Text shown =>
Why is it that I was fine while I was busy, that I do my best work when I can hear the clock ticking down to a deadline, yet having ample time on my hands turns me into a basket case?  I mean, the more I stay home the more I want to stay home.  Then I start thinking about what it means that I have trouble leaving the house some days.  Or what it means that I won’t go for a walk because I look too fat in my shorts even though I know that walking will help me not look so fat (I say, as I step over the rabbit hole of distorted body image and save that for another day).  Why is it that the more time I have on my hands the more neurotic I seem to become?  I guess I’ve always known this about me, that I love being at work with my brain fully engaged for exactly this reason, because crazy doesn’t come to visit when I’m busy.  Home has always been merely a place to sleep and eat.  In the periods where I have tried to nest and do the whole Suzy Homemaker thing, I have been miserable and a little off.  I mean it’s good to put your house in order but then it’s time to move on and go back to work.  My brain needs to be challenged on a regular basis.  Right now, I’m not pretending to give a damn about my apartment’s décor or even whether I’ve vacuumed up the dog hair, preferring instead to entertain myself with mindless television drivel.  I’m eating too much.  Or maybe I’m just moving too little.  Whatever is going on, I’m clearly getting a little cagey.  I’m like the hamster who loses interest in the wheel he’s been running on and makes a break for it when his cage door opens.  I’ve got my exit strategy and I’m ditching this cage mid-July.  For now, I’m thinking too much about thinking too much and wishing I was already gone, being cagey in my new apartment in my new town.

Work to be completed => Quote the entire passage about idle time at home, word for word. None of the items are needed for this.

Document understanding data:
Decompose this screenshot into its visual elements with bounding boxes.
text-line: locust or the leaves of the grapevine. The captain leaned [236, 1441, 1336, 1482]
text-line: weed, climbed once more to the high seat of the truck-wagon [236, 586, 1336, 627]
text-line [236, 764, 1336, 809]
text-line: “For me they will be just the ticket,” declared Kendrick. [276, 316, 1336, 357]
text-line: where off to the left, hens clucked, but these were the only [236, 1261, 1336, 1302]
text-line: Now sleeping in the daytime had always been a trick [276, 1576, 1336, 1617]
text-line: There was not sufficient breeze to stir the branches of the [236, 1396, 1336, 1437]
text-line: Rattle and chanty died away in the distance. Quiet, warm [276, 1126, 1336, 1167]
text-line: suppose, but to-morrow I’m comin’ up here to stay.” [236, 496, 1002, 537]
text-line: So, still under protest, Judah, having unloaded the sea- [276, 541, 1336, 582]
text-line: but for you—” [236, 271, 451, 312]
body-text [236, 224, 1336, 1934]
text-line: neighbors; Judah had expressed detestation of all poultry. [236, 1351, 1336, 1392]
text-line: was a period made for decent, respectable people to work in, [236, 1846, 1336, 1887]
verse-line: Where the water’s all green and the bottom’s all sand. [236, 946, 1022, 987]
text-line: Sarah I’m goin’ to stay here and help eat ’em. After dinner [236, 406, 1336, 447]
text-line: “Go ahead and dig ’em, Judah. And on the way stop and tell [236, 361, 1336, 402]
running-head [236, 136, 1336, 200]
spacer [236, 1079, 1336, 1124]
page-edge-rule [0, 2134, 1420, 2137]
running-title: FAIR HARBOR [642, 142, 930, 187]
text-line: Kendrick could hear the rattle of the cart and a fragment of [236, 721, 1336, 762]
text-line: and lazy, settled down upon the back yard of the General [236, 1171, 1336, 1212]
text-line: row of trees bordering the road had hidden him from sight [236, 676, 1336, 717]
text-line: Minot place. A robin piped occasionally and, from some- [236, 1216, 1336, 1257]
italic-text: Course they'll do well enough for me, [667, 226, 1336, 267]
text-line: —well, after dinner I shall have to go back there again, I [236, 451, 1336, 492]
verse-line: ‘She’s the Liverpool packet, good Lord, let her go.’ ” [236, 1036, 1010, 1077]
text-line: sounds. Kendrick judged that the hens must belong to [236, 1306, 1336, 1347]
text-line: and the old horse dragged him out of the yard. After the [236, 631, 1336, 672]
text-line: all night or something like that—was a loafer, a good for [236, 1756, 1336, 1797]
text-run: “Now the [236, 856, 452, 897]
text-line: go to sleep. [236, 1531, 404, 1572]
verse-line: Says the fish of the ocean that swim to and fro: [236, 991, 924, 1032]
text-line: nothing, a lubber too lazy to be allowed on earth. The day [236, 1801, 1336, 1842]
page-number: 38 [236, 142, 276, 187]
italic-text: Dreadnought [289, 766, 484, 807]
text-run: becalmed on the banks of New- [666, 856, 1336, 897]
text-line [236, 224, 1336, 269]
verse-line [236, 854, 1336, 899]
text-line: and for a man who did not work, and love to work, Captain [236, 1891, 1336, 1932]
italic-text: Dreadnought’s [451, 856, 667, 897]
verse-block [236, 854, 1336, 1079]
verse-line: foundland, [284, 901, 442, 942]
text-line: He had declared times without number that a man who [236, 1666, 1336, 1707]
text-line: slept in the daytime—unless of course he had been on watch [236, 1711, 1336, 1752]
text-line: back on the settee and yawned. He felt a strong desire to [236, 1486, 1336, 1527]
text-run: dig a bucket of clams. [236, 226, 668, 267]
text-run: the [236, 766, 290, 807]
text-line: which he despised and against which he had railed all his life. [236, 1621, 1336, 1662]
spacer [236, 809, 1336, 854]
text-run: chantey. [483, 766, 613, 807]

Completed exercise =>
Why is it that I was fine while I was busy, that I do my best work when I can hear the clock ticking down to a deadline, yet having ample time on my hands turns me into a basket case?  I mean, the more I stay home the more I want to stay home.  Then I start thinking about what it means that I have trouble leaving the house some days.  Or what it means that I won’t go for a walk because I look too fat in my shorts even though I know that walking will help me not look so fat (I say, as I step over the rabbit hole of distorted body image and save that for another day).  Why is it that the more time I have on my hands the more neurotic I seem to become?  I guess I’ve always known this about me, that I love being at work with my brain fully engaged for exactly this reason, because crazy doesn’t come to visit when I’m busy.  Home has always been merely a place to sleep and eat.  In the periods where I have tried to nest and do the whole Suzy Homemaker thing, I have been miserable and a little off.  I mean it’s good to put your house in order but then it’s time to move on and go back to work.  My brain needs to be challenged on a regular basis.  Right now, I’m not pretending to give a damn about my apartment’s décor or even whether I’ve vacuumed up the dog hair, preferring instead to entertain myself with mindless television drivel.  I’m eating too much.  Or maybe I’m just moving too little.  Whatever is going on, I’m clearly getting a little cagey.  I’m like the hamster who loses interest in the wheel he’s been running on and makes a break for it when his cage door opens.  I’ve got my exit strategy and I’m ditching this cage mid-July.  For now, I’m thinking too much about thinking too much and wishing I was already gone, being cagey in my new apartment in my new town.